====== PROVIDED MATERIAL
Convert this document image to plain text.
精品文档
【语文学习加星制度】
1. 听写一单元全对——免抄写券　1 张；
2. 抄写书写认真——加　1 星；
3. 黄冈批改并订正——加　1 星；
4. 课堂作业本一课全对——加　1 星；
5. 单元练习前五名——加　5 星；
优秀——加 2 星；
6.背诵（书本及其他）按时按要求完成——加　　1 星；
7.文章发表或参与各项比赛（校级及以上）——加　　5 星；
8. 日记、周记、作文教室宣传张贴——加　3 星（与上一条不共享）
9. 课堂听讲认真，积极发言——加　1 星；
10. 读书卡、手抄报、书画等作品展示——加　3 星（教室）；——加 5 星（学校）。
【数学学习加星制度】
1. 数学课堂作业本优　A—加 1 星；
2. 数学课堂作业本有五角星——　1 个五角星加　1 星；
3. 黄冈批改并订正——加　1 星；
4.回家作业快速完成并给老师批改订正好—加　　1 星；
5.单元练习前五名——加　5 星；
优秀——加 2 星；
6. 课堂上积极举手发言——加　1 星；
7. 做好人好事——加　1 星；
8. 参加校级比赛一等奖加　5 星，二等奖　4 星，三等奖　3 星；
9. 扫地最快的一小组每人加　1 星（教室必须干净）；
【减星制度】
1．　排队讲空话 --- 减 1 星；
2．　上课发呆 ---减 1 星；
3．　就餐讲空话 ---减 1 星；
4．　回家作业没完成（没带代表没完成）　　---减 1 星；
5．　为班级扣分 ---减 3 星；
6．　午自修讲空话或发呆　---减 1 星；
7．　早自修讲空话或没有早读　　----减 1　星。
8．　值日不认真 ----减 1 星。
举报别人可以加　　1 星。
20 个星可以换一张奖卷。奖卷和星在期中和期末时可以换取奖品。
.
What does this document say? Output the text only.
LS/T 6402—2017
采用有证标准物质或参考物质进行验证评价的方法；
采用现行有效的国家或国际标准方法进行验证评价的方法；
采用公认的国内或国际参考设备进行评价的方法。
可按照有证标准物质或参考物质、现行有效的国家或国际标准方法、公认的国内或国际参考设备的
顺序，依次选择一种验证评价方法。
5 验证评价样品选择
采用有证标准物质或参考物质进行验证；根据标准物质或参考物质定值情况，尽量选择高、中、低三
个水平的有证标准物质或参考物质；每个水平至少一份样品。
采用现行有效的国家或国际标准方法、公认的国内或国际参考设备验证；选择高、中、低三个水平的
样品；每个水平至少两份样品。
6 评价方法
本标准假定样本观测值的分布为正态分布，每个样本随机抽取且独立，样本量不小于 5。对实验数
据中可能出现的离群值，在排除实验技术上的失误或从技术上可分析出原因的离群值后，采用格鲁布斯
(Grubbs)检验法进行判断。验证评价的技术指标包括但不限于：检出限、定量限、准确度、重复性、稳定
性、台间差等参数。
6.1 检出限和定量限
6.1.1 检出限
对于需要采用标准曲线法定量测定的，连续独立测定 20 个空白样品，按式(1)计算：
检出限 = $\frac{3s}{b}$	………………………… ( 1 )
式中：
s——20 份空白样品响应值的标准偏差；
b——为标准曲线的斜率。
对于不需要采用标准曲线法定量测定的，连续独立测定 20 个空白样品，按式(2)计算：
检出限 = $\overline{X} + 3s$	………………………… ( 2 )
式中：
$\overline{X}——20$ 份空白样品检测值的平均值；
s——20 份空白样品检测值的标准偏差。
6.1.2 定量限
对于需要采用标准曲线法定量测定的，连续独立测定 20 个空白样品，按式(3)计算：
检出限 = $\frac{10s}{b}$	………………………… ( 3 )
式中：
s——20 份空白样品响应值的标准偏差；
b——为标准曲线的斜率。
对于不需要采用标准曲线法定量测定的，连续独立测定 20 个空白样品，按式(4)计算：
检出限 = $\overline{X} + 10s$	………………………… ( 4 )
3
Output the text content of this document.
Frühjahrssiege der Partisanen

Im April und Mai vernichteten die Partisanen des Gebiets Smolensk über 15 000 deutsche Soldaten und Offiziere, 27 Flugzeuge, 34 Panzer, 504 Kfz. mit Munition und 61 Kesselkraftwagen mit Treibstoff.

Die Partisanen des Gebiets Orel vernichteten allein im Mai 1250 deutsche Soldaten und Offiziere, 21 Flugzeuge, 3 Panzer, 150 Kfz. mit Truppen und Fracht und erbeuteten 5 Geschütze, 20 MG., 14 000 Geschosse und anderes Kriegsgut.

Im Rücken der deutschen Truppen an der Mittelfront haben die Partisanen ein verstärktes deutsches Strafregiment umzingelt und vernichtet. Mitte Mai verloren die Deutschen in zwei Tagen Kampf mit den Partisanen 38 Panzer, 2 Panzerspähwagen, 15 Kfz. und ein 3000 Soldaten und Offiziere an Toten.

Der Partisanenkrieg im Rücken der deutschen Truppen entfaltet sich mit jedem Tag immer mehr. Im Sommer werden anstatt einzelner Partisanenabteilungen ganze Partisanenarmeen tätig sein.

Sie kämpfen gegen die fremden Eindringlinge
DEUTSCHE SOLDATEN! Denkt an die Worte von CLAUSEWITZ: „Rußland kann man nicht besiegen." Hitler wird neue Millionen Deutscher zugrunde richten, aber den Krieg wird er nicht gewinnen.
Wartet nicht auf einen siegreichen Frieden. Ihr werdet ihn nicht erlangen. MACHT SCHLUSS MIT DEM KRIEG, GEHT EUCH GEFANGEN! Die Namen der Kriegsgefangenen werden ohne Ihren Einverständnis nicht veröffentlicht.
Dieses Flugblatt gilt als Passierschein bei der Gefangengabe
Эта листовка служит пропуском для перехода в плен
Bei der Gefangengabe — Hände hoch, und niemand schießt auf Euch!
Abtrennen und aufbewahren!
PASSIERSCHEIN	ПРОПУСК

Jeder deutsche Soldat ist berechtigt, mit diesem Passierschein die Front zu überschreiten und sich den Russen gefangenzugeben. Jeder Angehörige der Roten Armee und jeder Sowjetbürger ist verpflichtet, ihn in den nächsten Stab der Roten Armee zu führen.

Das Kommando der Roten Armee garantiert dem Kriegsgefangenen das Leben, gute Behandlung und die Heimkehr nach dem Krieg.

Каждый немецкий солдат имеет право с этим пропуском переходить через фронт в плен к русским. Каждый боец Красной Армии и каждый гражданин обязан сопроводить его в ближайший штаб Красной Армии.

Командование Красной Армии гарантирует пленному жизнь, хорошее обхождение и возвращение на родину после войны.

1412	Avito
============
--- TASK ---
Copy out all of the records above with nothing altered.

--- WRITTEN ANSWER ---
Convert this document image to plain text.
精品文档
【语文学习加星制度】
1. 听写一单元全对——免抄写券　1 张；
2. 抄写书写认真——加　1 星；
3. 黄冈批改并订正——加　1 星；
4. 课堂作业本一课全对——加　1 星；
5. 单元练习前五名——加　5 星；
优秀——加 2 星；
6.背诵（书本及其他）按时按要求完成——加　　1 星；
7.文章发表或参与各项比赛（校级及以上）——加　　5 星；
8. 日记、周记、作文教室宣传张贴——加　3 星（与上一条不共享）
9. 课堂听讲认真，积极发言——加　1 星；
10. 读书卡、手抄报、书画等作品展示——加　3 星（教室）；——加 5 星（学校）。
【数学学习加星制度】
1. 数学课堂作业本优　A—加 1 星；
2. 数学课堂作业本有五角星——　1 个五角星加　1 星；
3. 黄冈批改并订正——加　1 星；
4.回家作业快速完成并给老师批改订正好—加　　1 星；
5.单元练习前五名——加　5 星；
优秀——加 2 星；
6. 课堂上积极举手发言——加　1 星；
7. 做好人好事——加　1 星；
8. 参加校级比赛一等奖加　5 星，二等奖　4 星，三等奖　3 星；
9. 扫地最快的一小组每人加　1 星（教室必须干净）；
【减星制度】
1．　排队讲空话 --- 减 1 星；
2．　上课发呆 ---减 1 星；
3．　就餐讲空话 ---减 1 星；
4．　回家作业没完成（没带代表没完成）　　---减 1 星；
5．　为班级扣分 ---减 3 星；
6．　午自修讲空话或发呆　---减 1 星；
7．　早自修讲空话或没有早读　　----减 1　星。
8．　值日不认真 ----减 1 星。
举报别人可以加　　1 星。
20 个星可以换一张奖卷。奖卷和星在期中和期末时可以换取奖品。
.
What does this document say? Output the text only.
LS/T 6402—2017
采用有证标准物质或参考物质进行验证评价的方法；
采用现行有效的国家或国际标准方法进行验证评价的方法；
采用公认的国内或国际参考设备进行评价的方法。
可按照有证标准物质或参考物质、现行有效的国家或国际标准方法、公认的国内或国际参考设备的
顺序，依次选择一种验证评价方法。
5 验证评价样品选择
采用有证标准物质或参考物质进行验证；根据标准物质或参考物质定值情况，尽量选择高、中、低三
个水平的有证标准物质或参考物质；每个水平至少一份样品。
采用现行有效的国家或国际标准方法、公认的国内或国际参考设备验证；选择高、中、低三个水平的
样品；每个水平至少两份样品。
6 评价方法
本标准假定样本观测值的分布为正态分布，每个样本随机抽取且独立，样本量不小于 5。对实验数
据中可能出现的离群值，在排除实验技术上的失误或从技术上可分析出原因的离群值后，采用格鲁布斯
(Grubbs)检验法进行判断。验证评价的技术指标包括但不限于：检出限、定量限、准确度、重复性、稳定
性、台间差等参数。
6.1 检出限和定量限
6.1.1 检出限
对于需要采用标准曲线法定量测定的，连续独立测定 20 个空白样品，按式(1)计算：
检出限 = $\frac{3s}{b}$	………………………… ( 1 )
式中：
s——20 份空白样品响应值的标准偏差；
b——为标准曲线的斜率。
对于不需要采用标准曲线法定量测定的，连续独立测定 20 个空白样品，按式(2)计算：
检出限 = $\overline{X} + 3s$	………………………… ( 2 )
式中：
$\overline{X}——20$ 份空白样品检测值的平均值；
s——20 份空白样品检测值的标准偏差。
6.1.2 定量限
对于需要采用标准曲线法定量测定的，连续独立测定 20 个空白样品，按式(3)计算：
检出限 = $\frac{10s}{b}$	………………………… ( 3 )
式中：
s——20 份空白样品响应值的标准偏差；
b——为标准曲线的斜率。
对于不需要采用标准曲线法定量测定的，连续独立测定 20 个空白样品，按式(4)计算：
检出限 = $\overline{X} + 10s$	………………………… ( 4 )
3
Output the text content of this document.
Frühjahrssiege der Partisanen

Im April und Mai vernichteten die Partisanen des Gebiets Smolensk über 15 000 deutsche Soldaten und Offiziere, 27 Flugzeuge, 34 Panzer, 504 Kfz. mit Munition und 61 Kesselkraftwagen mit Treibstoff.

Die Partisanen des Gebiets Orel vernichteten allein im Mai 1250 deutsche Soldaten und Offiziere, 21 Flugzeuge, 3 Panzer, 150 Kfz. mit Truppen und Fracht und erbeuteten 5 Geschütze, 20 MG., 14 000 Geschosse und anderes Kriegsgut.

Im Rücken der deutschen Truppen an der Mittelfront haben die Partisanen ein verstärktes deutsches Strafregiment umzingelt und vernichtet. Mitte Mai verloren die Deutschen in zwei Tagen Kampf mit den Partisanen 38 Panzer, 2 Panzerspähwagen, 15 Kfz. und ein 3000 Soldaten und Offiziere an Toten.

Der Partisanenkrieg im Rücken der deutschen Truppen entfaltet sich mit jedem Tag immer mehr. Im Sommer werden anstatt einzelner Partisanenabteilungen ganze Partisanenarmeen tätig sein.

Sie kämpfen gegen die fremden Eindringlinge
DEUTSCHE SOLDATEN! Denkt an die Worte von CLAUSEWITZ: „Rußland kann man nicht besiegen." Hitler wird neue Millionen Deutscher zugrunde richten, aber den Krieg wird er nicht gewinnen.
Wartet nicht auf einen siegreichen Frieden. Ihr werdet ihn nicht erlangen. MACHT SCHLUSS MIT DEM KRIEG, GEHT EUCH GEFANGEN! Die Namen der Kriegsgefangenen werden ohne Ihren Einverständnis nicht veröffentlicht.
Dieses Flugblatt gilt als Passierschein bei der Gefangengabe
Эта листовка служит пропуском для перехода в плен
Bei der Gefangengabe — Hände hoch, und niemand schießt auf Euch!
Abtrennen und aufbewahren!
PASSIERSCHEIN	ПРОПУСК

Jeder deutsche Soldat ist berechtigt, mit diesem Passierschein die Front zu überschreiten und sich den Russen gefangenzugeben. Jeder Angehörige der Roten Armee und jeder Sowjetbürger ist verpflichtet, ihn in den nächsten Stab der Roten Armee zu führen.

Das Kommando der Roten Armee garantiert dem Kriegsgefangenen das Leben, gute Behandlung und die Heimkehr nach dem Krieg.

Каждый немецкий солдат имеет право с этим пропуском переходить через фронт в плен к русским. Каждый боец Красной Армии и каждый гражданин обязан сопроводить его в ближайший штаб Красной Армии.

Командование Красной Армии гарантирует пленному жизнь, хорошее обхождение и возвращение на родину после войны.

1412	Avito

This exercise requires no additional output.